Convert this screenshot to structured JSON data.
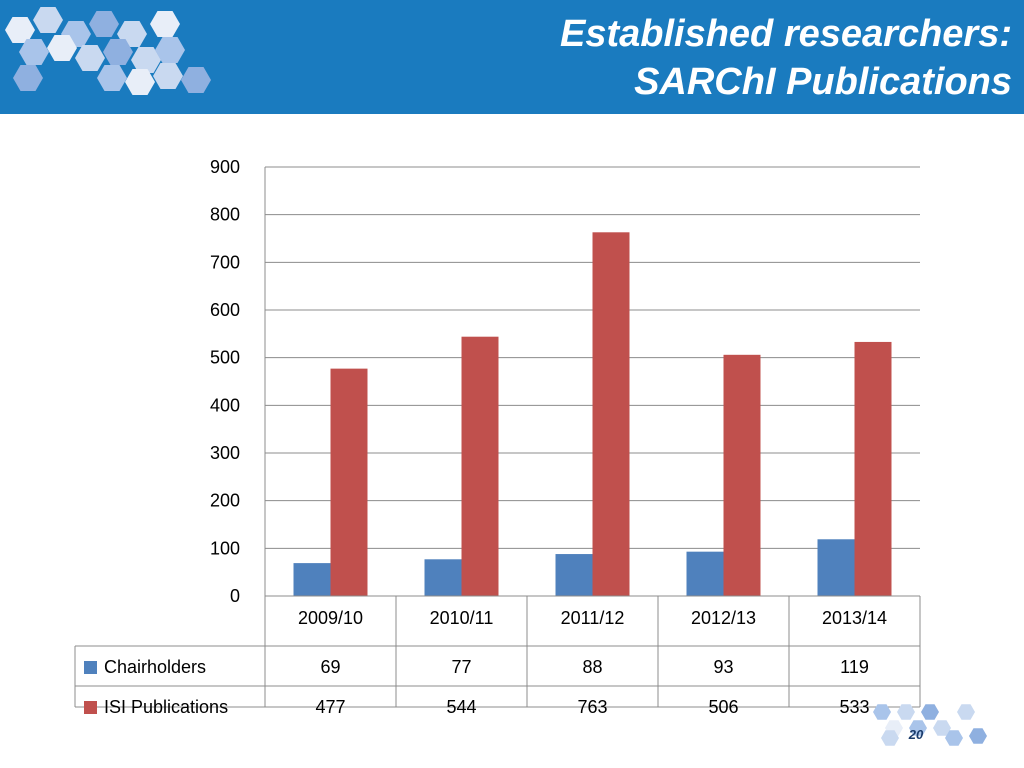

--

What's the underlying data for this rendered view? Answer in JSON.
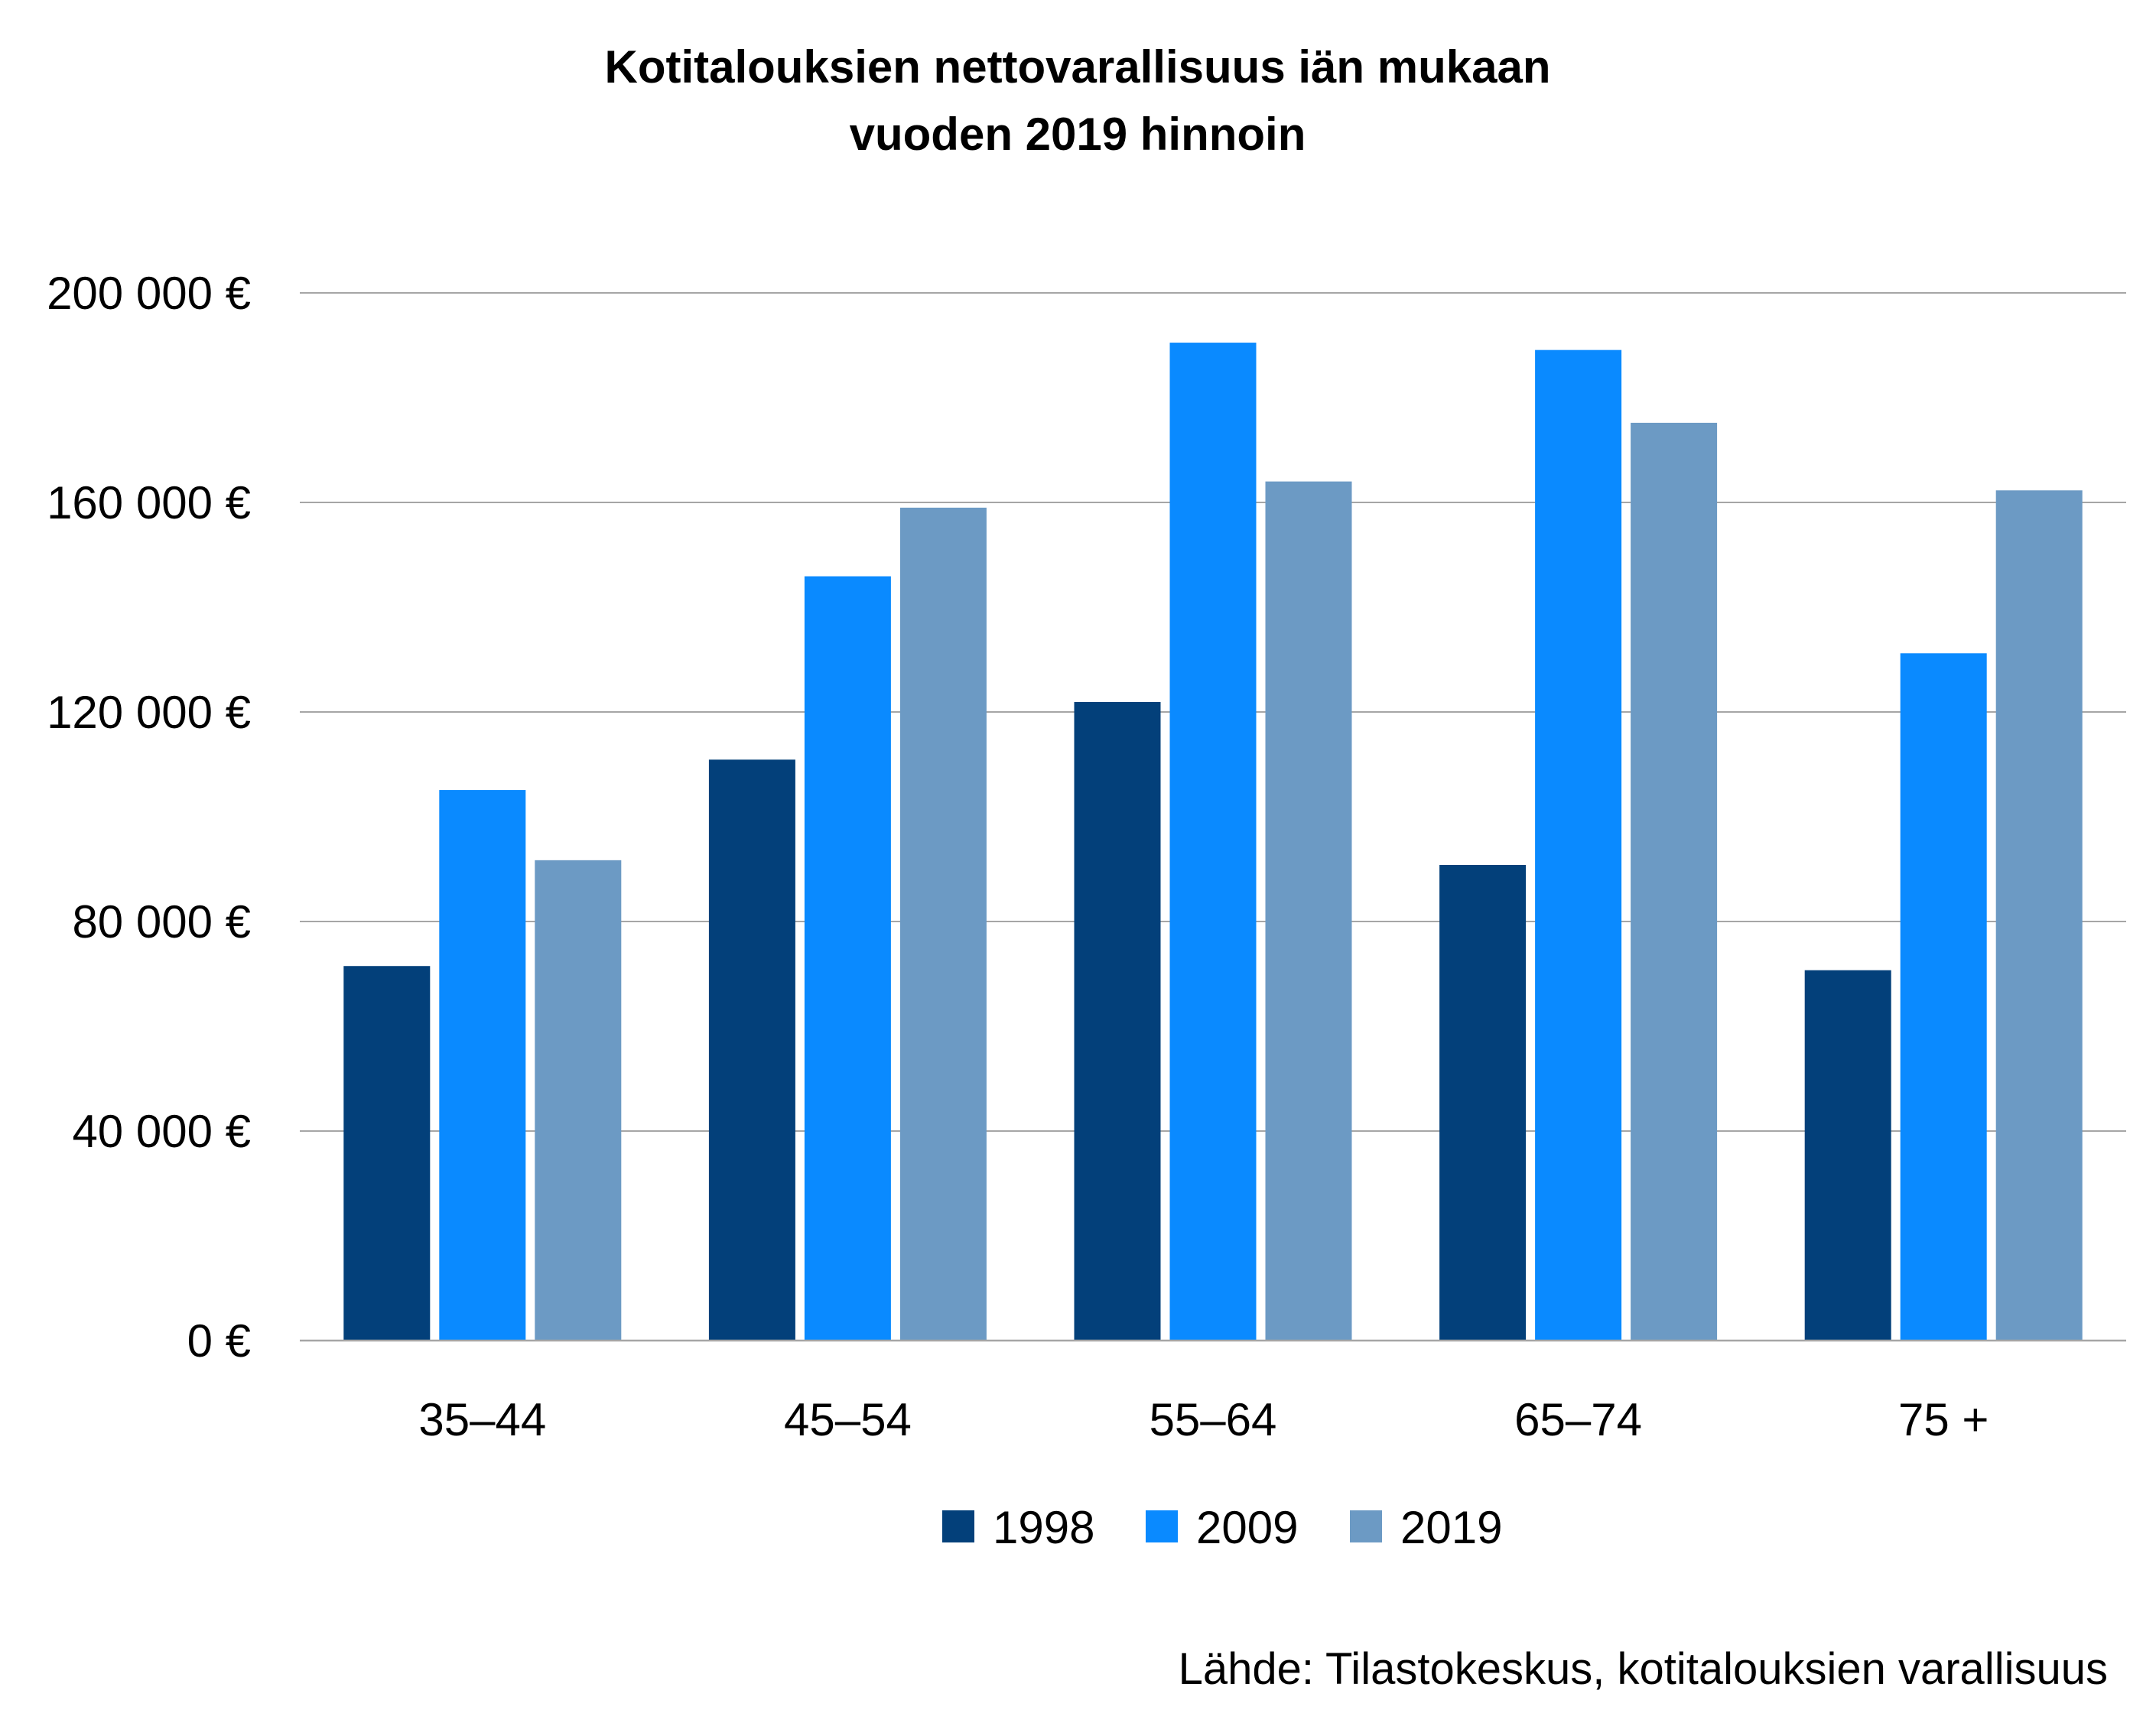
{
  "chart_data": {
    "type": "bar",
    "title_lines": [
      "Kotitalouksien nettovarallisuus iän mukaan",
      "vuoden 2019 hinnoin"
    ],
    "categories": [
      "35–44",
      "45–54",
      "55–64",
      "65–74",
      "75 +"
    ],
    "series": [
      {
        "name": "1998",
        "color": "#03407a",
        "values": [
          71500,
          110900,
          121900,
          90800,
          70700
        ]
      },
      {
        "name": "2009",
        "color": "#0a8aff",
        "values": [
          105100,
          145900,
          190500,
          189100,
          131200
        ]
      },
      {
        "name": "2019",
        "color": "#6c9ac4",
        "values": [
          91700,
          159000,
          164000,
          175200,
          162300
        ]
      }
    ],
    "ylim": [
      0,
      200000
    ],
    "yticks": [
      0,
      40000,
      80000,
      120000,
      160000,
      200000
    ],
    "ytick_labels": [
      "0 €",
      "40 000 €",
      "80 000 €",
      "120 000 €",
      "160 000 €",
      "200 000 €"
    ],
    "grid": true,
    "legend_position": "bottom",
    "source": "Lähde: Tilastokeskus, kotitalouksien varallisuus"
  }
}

---

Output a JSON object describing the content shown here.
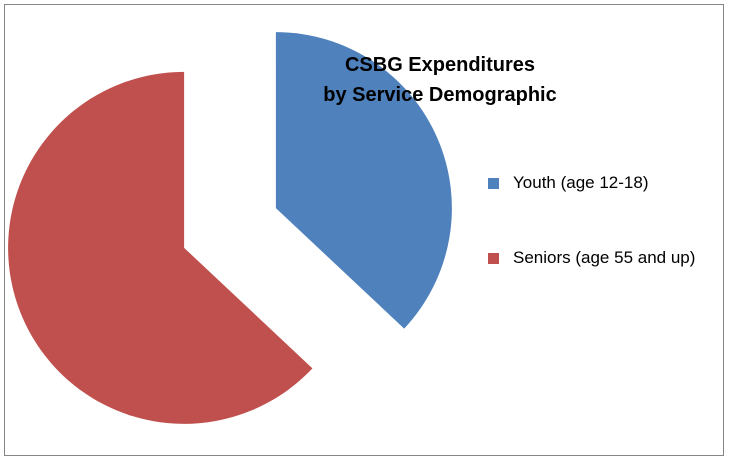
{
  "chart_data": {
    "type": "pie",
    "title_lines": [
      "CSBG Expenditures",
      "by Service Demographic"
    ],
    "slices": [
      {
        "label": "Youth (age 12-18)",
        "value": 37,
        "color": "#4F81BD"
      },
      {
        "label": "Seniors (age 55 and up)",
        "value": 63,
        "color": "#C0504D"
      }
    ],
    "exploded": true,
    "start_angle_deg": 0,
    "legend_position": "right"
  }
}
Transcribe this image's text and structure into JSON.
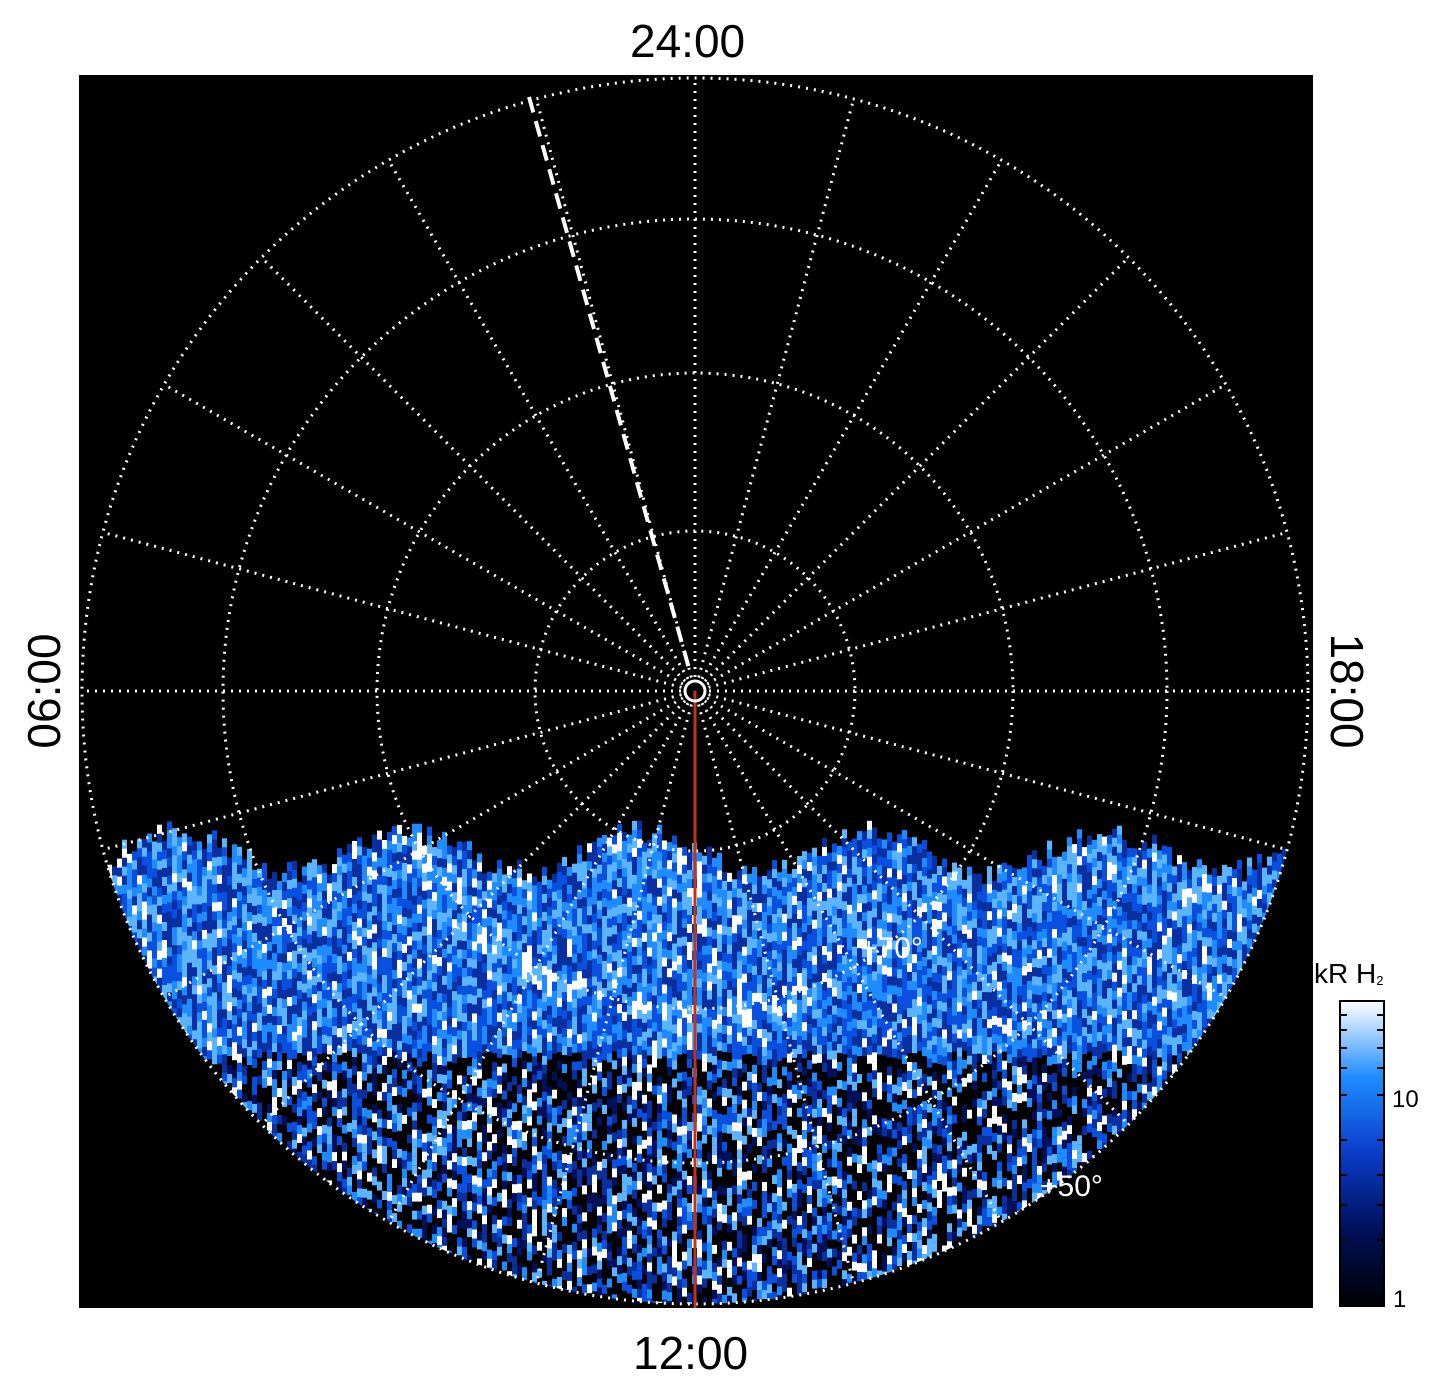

> [Short problem]: Output exactly the lines above, from the line with "Output a JSON" to the line with "Transcribe this image's", both included; skip the pictures.

> [Written solution]:
Output a JSON object describing the content shown here.
{
  "chart_data": {
    "type": "pie",
    "title_lines": [
      "CSBG Expenditures",
      "by Service Demographic"
    ],
    "slices": [
      {
        "label": "Youth (age 12-18)",
        "value": 37,
        "color": "#4F81BD"
      },
      {
        "label": "Seniors (age 55 and up)",
        "value": 63,
        "color": "#C0504D"
      }
    ],
    "exploded": true,
    "start_angle_deg": 0,
    "legend_position": "right"
  }
}
Transcribe this image's text and structure into JSON.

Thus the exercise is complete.